[Data extracted from a collection]
------------------------------------------------------------------------
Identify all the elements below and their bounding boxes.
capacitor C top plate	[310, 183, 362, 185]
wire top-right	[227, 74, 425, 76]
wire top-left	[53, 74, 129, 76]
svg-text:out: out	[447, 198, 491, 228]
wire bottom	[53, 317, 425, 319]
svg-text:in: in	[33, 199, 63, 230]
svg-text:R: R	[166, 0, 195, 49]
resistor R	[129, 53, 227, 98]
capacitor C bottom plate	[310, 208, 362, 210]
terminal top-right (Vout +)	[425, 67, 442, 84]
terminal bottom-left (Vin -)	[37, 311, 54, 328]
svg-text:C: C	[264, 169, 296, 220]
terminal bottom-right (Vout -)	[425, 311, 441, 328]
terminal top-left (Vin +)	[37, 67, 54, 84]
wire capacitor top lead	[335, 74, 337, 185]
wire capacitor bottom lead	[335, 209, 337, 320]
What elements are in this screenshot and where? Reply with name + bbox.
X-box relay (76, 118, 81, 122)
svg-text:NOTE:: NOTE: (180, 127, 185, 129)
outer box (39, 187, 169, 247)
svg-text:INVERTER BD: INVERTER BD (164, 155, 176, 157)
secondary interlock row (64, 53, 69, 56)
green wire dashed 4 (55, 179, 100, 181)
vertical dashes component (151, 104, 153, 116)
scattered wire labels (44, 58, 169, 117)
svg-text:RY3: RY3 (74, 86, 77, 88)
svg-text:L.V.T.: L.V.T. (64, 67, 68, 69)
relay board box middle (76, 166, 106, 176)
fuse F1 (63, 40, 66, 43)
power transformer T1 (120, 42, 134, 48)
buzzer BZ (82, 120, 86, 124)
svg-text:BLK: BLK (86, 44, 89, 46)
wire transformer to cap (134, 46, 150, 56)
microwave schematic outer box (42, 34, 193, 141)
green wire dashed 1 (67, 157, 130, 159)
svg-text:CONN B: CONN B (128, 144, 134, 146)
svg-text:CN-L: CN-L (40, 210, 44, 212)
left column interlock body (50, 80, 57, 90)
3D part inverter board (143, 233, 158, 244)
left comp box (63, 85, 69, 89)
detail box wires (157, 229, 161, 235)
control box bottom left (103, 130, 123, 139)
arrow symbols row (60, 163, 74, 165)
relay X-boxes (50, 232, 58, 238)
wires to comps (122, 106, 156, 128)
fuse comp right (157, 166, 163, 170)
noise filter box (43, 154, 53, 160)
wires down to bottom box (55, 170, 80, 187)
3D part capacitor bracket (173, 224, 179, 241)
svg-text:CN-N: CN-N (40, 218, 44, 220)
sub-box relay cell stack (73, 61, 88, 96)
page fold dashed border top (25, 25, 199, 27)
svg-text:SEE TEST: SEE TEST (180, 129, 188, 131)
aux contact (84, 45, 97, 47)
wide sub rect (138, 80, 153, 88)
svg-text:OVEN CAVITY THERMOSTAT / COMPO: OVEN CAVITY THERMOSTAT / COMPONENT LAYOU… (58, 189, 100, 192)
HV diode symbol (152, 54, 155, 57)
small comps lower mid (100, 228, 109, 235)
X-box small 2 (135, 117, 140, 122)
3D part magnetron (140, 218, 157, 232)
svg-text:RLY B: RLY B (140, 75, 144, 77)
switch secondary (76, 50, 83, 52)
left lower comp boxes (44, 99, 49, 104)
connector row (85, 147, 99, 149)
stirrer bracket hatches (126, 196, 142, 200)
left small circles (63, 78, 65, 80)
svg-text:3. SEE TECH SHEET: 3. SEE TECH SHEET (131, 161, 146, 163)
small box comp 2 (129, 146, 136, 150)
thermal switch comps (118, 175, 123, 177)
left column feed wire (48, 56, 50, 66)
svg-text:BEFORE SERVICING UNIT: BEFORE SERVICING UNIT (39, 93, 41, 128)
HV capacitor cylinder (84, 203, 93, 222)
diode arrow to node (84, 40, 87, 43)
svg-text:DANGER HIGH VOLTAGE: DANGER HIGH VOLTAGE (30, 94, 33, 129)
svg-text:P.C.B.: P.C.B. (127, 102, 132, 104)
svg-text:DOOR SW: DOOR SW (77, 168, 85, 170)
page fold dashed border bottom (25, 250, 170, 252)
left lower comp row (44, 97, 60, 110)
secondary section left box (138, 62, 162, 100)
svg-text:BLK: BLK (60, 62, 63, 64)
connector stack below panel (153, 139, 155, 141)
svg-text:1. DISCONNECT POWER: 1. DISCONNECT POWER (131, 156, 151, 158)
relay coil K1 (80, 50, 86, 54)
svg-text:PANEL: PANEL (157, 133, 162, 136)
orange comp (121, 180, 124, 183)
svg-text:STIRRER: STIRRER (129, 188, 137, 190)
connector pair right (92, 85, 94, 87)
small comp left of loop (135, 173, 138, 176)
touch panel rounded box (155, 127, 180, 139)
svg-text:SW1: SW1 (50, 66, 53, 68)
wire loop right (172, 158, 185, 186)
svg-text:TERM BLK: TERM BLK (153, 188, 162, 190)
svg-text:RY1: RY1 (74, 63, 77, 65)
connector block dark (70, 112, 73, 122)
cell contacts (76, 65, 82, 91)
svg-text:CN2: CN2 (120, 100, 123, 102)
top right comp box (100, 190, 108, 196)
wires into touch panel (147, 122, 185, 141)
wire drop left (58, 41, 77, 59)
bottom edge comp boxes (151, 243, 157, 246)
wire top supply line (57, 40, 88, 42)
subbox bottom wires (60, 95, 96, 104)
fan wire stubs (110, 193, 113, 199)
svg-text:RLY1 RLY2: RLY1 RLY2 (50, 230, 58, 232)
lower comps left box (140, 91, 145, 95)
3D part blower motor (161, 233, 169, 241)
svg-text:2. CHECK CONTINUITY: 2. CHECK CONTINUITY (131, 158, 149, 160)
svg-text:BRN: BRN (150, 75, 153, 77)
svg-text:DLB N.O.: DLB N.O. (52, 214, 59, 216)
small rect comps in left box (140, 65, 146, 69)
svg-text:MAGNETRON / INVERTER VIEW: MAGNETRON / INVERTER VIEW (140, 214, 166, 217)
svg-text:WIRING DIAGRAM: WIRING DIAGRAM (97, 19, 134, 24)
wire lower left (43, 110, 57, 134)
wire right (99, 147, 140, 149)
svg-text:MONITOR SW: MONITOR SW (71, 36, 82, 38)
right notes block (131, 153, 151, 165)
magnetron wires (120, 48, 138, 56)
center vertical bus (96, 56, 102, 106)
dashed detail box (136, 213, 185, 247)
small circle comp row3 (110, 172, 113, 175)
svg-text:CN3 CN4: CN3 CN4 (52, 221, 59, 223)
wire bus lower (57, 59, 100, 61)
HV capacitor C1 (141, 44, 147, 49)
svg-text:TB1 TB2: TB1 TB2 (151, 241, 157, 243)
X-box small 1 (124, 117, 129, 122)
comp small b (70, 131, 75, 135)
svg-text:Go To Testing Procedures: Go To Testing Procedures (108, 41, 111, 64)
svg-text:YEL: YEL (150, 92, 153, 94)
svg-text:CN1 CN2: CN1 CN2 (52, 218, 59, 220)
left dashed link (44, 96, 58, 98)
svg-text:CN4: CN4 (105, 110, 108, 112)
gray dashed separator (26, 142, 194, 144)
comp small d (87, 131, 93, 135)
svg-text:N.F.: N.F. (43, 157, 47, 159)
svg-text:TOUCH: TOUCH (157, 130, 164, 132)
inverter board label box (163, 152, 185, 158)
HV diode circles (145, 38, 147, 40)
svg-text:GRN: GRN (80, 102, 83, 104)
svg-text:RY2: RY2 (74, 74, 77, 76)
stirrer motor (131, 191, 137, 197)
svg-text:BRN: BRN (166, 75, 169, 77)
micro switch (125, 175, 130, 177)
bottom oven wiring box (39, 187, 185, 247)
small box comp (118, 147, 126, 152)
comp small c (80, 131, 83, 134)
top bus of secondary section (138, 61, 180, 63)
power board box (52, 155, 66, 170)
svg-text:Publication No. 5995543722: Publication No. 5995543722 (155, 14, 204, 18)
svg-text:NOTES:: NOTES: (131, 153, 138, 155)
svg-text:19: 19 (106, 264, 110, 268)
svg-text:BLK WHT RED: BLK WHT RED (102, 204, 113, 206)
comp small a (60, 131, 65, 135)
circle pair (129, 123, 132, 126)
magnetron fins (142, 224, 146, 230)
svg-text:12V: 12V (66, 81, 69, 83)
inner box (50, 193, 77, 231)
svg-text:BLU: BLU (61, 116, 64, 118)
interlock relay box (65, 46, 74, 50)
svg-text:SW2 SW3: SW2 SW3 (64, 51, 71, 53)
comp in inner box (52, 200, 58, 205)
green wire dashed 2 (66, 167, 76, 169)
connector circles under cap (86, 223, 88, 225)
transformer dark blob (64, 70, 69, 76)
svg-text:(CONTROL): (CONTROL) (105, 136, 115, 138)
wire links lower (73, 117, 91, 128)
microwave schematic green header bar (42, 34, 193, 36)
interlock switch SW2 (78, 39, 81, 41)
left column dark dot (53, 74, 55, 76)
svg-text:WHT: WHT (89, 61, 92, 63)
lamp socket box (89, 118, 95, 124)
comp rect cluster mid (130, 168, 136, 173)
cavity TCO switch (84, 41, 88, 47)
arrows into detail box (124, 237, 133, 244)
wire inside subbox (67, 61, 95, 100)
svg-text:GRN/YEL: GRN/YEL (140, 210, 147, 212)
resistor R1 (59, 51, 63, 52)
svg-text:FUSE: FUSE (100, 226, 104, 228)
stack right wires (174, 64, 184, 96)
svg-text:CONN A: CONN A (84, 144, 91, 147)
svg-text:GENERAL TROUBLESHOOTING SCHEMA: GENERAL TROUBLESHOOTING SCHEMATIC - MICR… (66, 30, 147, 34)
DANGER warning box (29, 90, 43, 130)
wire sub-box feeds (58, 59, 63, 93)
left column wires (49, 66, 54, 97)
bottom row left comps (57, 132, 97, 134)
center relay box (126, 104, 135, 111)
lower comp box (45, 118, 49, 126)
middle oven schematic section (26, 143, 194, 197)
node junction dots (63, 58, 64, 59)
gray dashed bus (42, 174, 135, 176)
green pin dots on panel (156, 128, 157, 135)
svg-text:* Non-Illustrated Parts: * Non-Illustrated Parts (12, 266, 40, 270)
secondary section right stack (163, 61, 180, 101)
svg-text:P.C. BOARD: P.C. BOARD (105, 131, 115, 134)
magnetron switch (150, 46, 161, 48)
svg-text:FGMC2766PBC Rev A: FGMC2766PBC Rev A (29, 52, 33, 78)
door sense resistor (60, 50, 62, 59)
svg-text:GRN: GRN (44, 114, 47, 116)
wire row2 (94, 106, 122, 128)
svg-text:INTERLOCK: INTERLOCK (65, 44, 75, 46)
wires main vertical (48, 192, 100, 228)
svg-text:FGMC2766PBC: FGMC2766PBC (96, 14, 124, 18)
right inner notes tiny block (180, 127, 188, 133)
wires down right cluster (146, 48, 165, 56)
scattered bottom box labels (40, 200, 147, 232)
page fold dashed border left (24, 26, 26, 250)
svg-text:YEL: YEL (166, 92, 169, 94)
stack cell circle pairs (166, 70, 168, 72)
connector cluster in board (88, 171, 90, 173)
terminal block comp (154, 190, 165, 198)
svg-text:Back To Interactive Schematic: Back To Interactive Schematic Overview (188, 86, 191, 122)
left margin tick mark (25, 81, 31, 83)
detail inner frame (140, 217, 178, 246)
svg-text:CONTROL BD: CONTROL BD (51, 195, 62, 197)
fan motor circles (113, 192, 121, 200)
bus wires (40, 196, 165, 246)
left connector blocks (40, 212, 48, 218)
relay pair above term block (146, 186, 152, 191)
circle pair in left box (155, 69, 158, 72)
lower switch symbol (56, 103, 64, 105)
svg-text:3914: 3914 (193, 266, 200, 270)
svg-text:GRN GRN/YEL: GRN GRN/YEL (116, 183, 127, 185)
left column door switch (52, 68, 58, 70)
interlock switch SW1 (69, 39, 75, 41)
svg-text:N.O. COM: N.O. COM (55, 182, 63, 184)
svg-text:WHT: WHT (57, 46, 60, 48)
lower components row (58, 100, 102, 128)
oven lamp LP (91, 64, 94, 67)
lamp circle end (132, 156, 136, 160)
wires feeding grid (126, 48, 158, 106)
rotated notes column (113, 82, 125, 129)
------------------------------------------------------------------------
Transcribe the records from the start through the line containing "power transformer T1 (120, 42, 134, 48)", inclusive, with every line reproduced character for character.

Identify all the elements below and their bounding boxes.
capacitor C top plate	[310, 183, 362, 185]
wire top-right	[227, 74, 425, 76]
wire top-left	[53, 74, 129, 76]
svg-text:out: out	[447, 198, 491, 228]
wire bottom	[53, 317, 425, 319]
svg-text:in: in	[33, 199, 63, 230]
svg-text:R: R	[166, 0, 195, 49]
resistor R	[129, 53, 227, 98]
capacitor C bottom plate	[310, 208, 362, 210]
terminal top-right (Vout +)	[425, 67, 442, 84]
terminal bottom-left (Vin -)	[37, 311, 54, 328]
svg-text:C: C	[264, 169, 296, 220]
terminal bottom-right (Vout -)	[425, 311, 441, 328]
terminal top-left (Vin +)	[37, 67, 54, 84]
wire capacitor top lead	[335, 74, 337, 185]
wire capacitor bottom lead	[335, 209, 337, 320]
What elements are in this screenshot and where? Reply with name + bbox.
X-box relay (76, 118, 81, 122)
svg-text:NOTE:: NOTE: (180, 127, 185, 129)
outer box (39, 187, 169, 247)
svg-text:INVERTER BD: INVERTER BD (164, 155, 176, 157)
secondary interlock row (64, 53, 69, 56)
green wire dashed 4 (55, 179, 100, 181)
vertical dashes component (151, 104, 153, 116)
scattered wire labels (44, 58, 169, 117)
svg-text:RY3: RY3 (74, 86, 77, 88)
svg-text:L.V.T.: L.V.T. (64, 67, 68, 69)
relay board box middle (76, 166, 106, 176)
fuse F1 (63, 40, 66, 43)
power transformer T1 (120, 42, 134, 48)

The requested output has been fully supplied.